DATA SECTION:
• • •
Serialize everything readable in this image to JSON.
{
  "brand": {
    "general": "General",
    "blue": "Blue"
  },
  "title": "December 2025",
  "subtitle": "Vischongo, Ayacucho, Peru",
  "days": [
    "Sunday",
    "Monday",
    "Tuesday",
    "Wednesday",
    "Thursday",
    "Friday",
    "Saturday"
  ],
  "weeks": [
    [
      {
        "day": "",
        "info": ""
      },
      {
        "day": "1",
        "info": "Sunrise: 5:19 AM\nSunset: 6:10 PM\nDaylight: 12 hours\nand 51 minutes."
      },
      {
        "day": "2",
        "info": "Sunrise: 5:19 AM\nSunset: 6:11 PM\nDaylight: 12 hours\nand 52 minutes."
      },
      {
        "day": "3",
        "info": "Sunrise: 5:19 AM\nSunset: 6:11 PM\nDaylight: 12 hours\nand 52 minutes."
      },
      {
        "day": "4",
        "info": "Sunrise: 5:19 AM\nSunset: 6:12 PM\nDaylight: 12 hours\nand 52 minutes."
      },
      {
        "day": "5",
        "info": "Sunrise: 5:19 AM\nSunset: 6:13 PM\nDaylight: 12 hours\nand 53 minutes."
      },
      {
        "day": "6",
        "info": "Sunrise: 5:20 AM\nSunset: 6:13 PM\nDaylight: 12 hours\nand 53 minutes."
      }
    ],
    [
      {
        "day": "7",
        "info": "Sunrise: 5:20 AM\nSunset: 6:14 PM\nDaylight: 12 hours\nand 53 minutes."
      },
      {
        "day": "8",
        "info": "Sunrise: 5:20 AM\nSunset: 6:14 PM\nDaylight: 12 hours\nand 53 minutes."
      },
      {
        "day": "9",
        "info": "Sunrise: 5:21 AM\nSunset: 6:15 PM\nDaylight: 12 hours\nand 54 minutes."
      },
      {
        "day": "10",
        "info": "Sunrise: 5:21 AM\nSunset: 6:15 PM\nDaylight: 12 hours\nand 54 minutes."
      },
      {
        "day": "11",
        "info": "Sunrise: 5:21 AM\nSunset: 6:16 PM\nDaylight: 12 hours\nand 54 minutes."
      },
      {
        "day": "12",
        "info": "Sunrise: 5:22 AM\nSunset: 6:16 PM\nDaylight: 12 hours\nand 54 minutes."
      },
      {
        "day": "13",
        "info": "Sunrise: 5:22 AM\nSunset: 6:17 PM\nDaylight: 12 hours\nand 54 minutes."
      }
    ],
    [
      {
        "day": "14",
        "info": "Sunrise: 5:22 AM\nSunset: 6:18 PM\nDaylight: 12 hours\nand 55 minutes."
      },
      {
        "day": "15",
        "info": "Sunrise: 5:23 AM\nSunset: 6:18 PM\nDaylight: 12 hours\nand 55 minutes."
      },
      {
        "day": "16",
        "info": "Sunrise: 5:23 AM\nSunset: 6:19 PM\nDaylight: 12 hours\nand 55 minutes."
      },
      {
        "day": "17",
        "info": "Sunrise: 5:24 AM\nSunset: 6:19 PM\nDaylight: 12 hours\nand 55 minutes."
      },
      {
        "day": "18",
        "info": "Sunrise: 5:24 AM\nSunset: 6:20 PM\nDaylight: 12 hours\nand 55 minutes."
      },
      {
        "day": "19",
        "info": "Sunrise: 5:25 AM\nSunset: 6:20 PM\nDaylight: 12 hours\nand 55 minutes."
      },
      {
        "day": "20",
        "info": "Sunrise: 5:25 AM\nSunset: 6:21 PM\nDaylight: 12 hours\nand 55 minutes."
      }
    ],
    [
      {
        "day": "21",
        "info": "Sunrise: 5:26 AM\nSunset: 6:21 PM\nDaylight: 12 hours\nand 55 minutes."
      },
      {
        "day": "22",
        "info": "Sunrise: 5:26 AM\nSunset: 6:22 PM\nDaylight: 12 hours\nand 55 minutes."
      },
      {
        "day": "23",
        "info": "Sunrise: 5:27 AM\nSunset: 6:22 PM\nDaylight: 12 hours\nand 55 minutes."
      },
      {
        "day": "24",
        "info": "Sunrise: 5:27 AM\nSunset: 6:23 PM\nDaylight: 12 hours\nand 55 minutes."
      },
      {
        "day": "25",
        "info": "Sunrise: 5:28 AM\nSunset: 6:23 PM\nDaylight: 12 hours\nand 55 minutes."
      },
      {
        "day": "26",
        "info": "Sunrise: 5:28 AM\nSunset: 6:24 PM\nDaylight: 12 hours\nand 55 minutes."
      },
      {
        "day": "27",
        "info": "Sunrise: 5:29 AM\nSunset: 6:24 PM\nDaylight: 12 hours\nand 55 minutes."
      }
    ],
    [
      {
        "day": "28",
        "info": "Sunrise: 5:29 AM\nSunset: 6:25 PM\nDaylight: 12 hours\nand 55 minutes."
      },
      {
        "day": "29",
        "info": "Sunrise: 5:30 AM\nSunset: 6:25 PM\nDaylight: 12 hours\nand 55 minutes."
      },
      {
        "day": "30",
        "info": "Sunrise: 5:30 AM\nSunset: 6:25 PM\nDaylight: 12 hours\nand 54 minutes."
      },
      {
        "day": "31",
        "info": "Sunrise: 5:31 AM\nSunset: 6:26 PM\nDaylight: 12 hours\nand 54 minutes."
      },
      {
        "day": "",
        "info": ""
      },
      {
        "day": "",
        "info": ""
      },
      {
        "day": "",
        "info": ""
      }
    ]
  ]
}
• • •
CHALLENGE: Output the entries exactly.

OUTPUT FOR THIS TASK:
Serialize everything readable in this image to JSON.
{
  "brand": {
    "general": "General",
    "blue": "Blue"
  },
  "title": "December 2025",
  "subtitle": "Vischongo, Ayacucho, Peru",
  "days": [
    "Sunday",
    "Monday",
    "Tuesday",
    "Wednesday",
    "Thursday",
    "Friday",
    "Saturday"
  ],
  "weeks": [
    [
      {
        "day": "",
        "info": ""
      },
      {
        "day": "1",
        "info": "Sunrise: 5:19 AM\nSunset: 6:10 PM\nDaylight: 12 hours\nand 51 minutes."
      },
      {
        "day": "2",
        "info": "Sunrise: 5:19 AM\nSunset: 6:11 PM\nDaylight: 12 hours\nand 52 minutes."
      },
      {
        "day": "3",
        "info": "Sunrise: 5:19 AM\nSunset: 6:11 PM\nDaylight: 12 hours\nand 52 minutes."
      },
      {
        "day": "4",
        "info": "Sunrise: 5:19 AM\nSunset: 6:12 PM\nDaylight: 12 hours\nand 52 minutes."
      },
      {
        "day": "5",
        "info": "Sunrise: 5:19 AM\nSunset: 6:13 PM\nDaylight: 12 hours\nand 53 minutes."
      },
      {
        "day": "6",
        "info": "Sunrise: 5:20 AM\nSunset: 6:13 PM\nDaylight: 12 hours\nand 53 minutes."
      }
    ],
    [
      {
        "day": "7",
        "info": "Sunrise: 5:20 AM\nSunset: 6:14 PM\nDaylight: 12 hours\nand 53 minutes."
      },
      {
        "day": "8",
        "info": "Sunrise: 5:20 AM\nSunset: 6:14 PM\nDaylight: 12 hours\nand 53 minutes."
      },
      {
        "day": "9",
        "info": "Sunrise: 5:21 AM\nSunset: 6:15 PM\nDaylight: 12 hours\nand 54 minutes."
      },
      {
        "day": "10",
        "info": "Sunrise: 5:21 AM\nSunset: 6:15 PM\nDaylight: 12 hours\nand 54 minutes."
      },
      {
        "day": "11",
        "info": "Sunrise: 5:21 AM\nSunset: 6:16 PM\nDaylight: 12 hours\nand 54 minutes."
      },
      {
        "day": "12",
        "info": "Sunrise: 5:22 AM\nSunset: 6:16 PM\nDaylight: 12 hours\nand 54 minutes."
      },
      {
        "day": "13",
        "info": "Sunrise: 5:22 AM\nSunset: 6:17 PM\nDaylight: 12 hours\nand 54 minutes."
      }
    ],
    [
      {
        "day": "14",
        "info": "Sunrise: 5:22 AM\nSunset: 6:18 PM\nDaylight: 12 hours\nand 55 minutes."
      },
      {
        "day": "15",
        "info": "Sunrise: 5:23 AM\nSunset: 6:18 PM\nDaylight: 12 hours\nand 55 minutes."
      },
      {
        "day": "16",
        "info": "Sunrise: 5:23 AM\nSunset: 6:19 PM\nDaylight: 12 hours\nand 55 minutes."
      },
      {
        "day": "17",
        "info": "Sunrise: 5:24 AM\nSunset: 6:19 PM\nDaylight: 12 hours\nand 55 minutes."
      },
      {
        "day": "18",
        "info": "Sunrise: 5:24 AM\nSunset: 6:20 PM\nDaylight: 12 hours\nand 55 minutes."
      },
      {
        "day": "19",
        "info": "Sunrise: 5:25 AM\nSunset: 6:20 PM\nDaylight: 12 hours\nand 55 minutes."
      },
      {
        "day": "20",
        "info": "Sunrise: 5:25 AM\nSunset: 6:21 PM\nDaylight: 12 hours\nand 55 minutes."
      }
    ],
    [
      {
        "day": "21",
        "info": "Sunrise: 5:26 AM\nSunset: 6:21 PM\nDaylight: 12 hours\nand 55 minutes."
      },
      {
        "day": "22",
        "info": "Sunrise: 5:26 AM\nSunset: 6:22 PM\nDaylight: 12 hours\nand 55 minutes."
      },
      {
        "day": "23",
        "info": "Sunrise: 5:27 AM\nSunset: 6:22 PM\nDaylight: 12 hours\nand 55 minutes."
      },
      {
        "day": "24",
        "info": "Sunrise: 5:27 AM\nSunset: 6:23 PM\nDaylight: 12 hours\nand 55 minutes."
      },
      {
        "day": "25",
        "info": "Sunrise: 5:28 AM\nSunset: 6:23 PM\nDaylight: 12 hours\nand 55 minutes."
      },
      {
        "day": "26",
        "info": "Sunrise: 5:28 AM\nSunset: 6:24 PM\nDaylight: 12 hours\nand 55 minutes."
      },
      {
        "day": "27",
        "info": "Sunrise: 5:29 AM\nSunset: 6:24 PM\nDaylight: 12 hours\nand 55 minutes."
      }
    ],
    [
      {
        "day": "28",
        "info": "Sunrise: 5:29 AM\nSunset: 6:25 PM\nDaylight: 12 hours\nand 55 minutes."
      },
      {
        "day": "29",
        "info": "Sunrise: 5:30 AM\nSunset: 6:25 PM\nDaylight: 12 hours\nand 55 minutes."
      },
      {
        "day": "30",
        "info": "Sunrise: 5:30 AM\nSunset: 6:25 PM\nDaylight: 12 hours\nand 54 minutes."
      },
      {
        "day": "31",
        "info": "Sunrise: 5:31 AM\nSunset: 6:26 PM\nDaylight: 12 hours\nand 54 minutes."
      },
      {
        "day": "",
        "info": ""
      },
      {
        "day": "",
        "info": ""
      },
      {
        "day": "",
        "info": ""
      }
    ]
  ]
}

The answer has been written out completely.